◆ ENTRIES:

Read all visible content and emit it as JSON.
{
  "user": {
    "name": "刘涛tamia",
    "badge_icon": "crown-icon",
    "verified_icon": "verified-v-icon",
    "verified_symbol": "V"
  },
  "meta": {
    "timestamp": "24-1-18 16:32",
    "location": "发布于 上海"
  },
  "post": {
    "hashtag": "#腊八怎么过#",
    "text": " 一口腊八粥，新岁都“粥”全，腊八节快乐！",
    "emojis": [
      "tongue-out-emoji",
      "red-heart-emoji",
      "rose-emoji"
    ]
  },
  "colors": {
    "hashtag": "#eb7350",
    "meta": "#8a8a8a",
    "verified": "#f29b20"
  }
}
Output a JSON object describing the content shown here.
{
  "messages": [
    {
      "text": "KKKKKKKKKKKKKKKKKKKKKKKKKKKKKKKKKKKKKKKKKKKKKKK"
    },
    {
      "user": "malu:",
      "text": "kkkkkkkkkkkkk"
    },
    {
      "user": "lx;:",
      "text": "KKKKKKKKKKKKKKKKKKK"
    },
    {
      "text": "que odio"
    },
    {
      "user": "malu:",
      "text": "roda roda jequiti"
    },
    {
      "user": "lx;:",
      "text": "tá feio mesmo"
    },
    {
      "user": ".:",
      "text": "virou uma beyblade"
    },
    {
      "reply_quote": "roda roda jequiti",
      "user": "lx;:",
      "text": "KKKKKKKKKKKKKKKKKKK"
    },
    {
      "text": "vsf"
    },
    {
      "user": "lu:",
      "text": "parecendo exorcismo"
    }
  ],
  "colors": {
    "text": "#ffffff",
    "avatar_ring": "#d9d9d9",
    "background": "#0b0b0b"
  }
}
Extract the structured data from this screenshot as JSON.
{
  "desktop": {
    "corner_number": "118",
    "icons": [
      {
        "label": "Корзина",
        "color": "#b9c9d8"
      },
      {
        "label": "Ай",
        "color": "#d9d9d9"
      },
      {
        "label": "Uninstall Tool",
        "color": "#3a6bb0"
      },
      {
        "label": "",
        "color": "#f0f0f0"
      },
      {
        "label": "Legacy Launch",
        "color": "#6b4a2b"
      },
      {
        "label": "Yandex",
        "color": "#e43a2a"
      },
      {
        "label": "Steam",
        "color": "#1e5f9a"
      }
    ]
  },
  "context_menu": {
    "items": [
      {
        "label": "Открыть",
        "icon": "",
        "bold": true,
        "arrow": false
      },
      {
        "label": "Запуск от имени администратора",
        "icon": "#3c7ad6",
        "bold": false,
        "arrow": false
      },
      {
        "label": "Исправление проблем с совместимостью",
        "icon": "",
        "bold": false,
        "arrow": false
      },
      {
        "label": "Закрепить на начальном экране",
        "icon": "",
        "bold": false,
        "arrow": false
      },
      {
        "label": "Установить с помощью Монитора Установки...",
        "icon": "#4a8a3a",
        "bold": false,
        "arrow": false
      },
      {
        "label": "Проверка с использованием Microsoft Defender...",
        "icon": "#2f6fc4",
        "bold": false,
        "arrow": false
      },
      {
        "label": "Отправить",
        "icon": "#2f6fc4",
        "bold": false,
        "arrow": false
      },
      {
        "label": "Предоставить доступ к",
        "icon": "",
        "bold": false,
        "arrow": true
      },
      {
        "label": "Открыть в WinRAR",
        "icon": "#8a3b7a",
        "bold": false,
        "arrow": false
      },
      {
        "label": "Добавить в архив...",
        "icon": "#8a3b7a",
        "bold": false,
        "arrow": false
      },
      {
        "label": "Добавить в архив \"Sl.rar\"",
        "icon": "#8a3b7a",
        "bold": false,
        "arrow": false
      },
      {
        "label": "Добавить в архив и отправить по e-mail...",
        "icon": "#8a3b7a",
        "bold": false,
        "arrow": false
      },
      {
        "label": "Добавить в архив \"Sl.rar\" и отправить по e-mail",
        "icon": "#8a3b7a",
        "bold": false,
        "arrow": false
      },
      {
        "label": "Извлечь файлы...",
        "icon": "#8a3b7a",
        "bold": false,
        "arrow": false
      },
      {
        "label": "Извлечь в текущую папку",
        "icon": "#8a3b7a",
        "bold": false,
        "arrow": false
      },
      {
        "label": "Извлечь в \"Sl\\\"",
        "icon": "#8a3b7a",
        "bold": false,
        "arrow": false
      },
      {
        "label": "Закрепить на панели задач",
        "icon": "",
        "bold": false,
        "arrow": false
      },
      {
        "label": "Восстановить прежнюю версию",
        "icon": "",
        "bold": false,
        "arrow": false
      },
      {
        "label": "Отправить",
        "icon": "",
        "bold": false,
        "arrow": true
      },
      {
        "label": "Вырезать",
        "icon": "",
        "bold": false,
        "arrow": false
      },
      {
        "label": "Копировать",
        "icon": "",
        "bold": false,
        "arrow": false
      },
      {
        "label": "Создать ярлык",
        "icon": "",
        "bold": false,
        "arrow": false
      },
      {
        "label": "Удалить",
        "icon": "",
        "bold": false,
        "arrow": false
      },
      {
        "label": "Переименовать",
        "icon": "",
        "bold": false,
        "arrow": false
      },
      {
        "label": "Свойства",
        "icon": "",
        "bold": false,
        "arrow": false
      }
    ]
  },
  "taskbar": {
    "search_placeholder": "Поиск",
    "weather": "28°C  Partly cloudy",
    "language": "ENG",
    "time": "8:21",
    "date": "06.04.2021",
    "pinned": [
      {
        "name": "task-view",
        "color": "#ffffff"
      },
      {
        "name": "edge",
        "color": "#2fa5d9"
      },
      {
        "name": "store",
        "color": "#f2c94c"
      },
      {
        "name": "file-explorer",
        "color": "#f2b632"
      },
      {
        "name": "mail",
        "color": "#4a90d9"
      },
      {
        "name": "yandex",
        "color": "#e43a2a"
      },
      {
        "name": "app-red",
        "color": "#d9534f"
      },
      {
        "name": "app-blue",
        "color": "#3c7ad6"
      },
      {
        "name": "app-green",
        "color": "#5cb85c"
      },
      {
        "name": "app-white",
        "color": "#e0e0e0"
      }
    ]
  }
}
--
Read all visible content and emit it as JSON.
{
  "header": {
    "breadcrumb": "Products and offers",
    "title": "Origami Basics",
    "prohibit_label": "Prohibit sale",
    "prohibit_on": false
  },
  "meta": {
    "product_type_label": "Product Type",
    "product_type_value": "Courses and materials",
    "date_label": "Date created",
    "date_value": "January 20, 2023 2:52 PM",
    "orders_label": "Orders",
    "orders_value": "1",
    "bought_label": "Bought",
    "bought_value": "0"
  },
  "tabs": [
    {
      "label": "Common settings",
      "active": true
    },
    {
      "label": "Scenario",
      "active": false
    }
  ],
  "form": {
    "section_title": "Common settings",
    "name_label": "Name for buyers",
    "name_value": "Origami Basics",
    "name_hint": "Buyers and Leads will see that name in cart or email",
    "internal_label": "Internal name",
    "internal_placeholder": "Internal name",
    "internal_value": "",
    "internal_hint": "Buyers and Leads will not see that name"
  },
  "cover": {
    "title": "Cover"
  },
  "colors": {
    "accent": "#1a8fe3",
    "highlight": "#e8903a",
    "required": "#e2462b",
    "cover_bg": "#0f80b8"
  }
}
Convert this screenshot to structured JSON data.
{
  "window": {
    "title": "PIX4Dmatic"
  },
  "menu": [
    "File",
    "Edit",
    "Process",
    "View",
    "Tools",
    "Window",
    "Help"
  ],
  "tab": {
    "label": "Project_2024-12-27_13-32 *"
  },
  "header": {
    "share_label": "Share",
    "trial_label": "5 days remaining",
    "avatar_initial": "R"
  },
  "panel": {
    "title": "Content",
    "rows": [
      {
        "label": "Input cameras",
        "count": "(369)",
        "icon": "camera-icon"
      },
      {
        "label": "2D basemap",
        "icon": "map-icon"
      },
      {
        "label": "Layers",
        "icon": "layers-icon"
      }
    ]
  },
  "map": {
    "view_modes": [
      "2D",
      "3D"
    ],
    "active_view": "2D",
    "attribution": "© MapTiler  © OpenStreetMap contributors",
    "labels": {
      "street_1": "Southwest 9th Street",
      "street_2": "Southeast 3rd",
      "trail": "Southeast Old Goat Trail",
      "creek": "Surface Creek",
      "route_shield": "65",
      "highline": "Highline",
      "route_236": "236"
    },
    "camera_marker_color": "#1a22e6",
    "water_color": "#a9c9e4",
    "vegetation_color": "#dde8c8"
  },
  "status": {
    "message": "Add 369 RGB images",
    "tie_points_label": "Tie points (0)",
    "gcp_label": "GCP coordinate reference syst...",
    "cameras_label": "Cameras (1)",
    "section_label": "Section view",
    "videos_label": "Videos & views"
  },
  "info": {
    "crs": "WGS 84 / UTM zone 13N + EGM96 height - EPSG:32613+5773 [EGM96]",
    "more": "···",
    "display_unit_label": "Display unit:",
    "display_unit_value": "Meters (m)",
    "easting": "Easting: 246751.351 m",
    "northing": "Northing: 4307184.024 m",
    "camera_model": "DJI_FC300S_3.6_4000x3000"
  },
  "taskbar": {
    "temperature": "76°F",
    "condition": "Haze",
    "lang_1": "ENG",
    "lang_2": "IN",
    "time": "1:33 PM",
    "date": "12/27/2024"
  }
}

◆ INSTRUCTIONS TO FOLLOW: Only the number is wanted: how many lines contain the string "this"?

◆ EXERCISE ANSWER: 2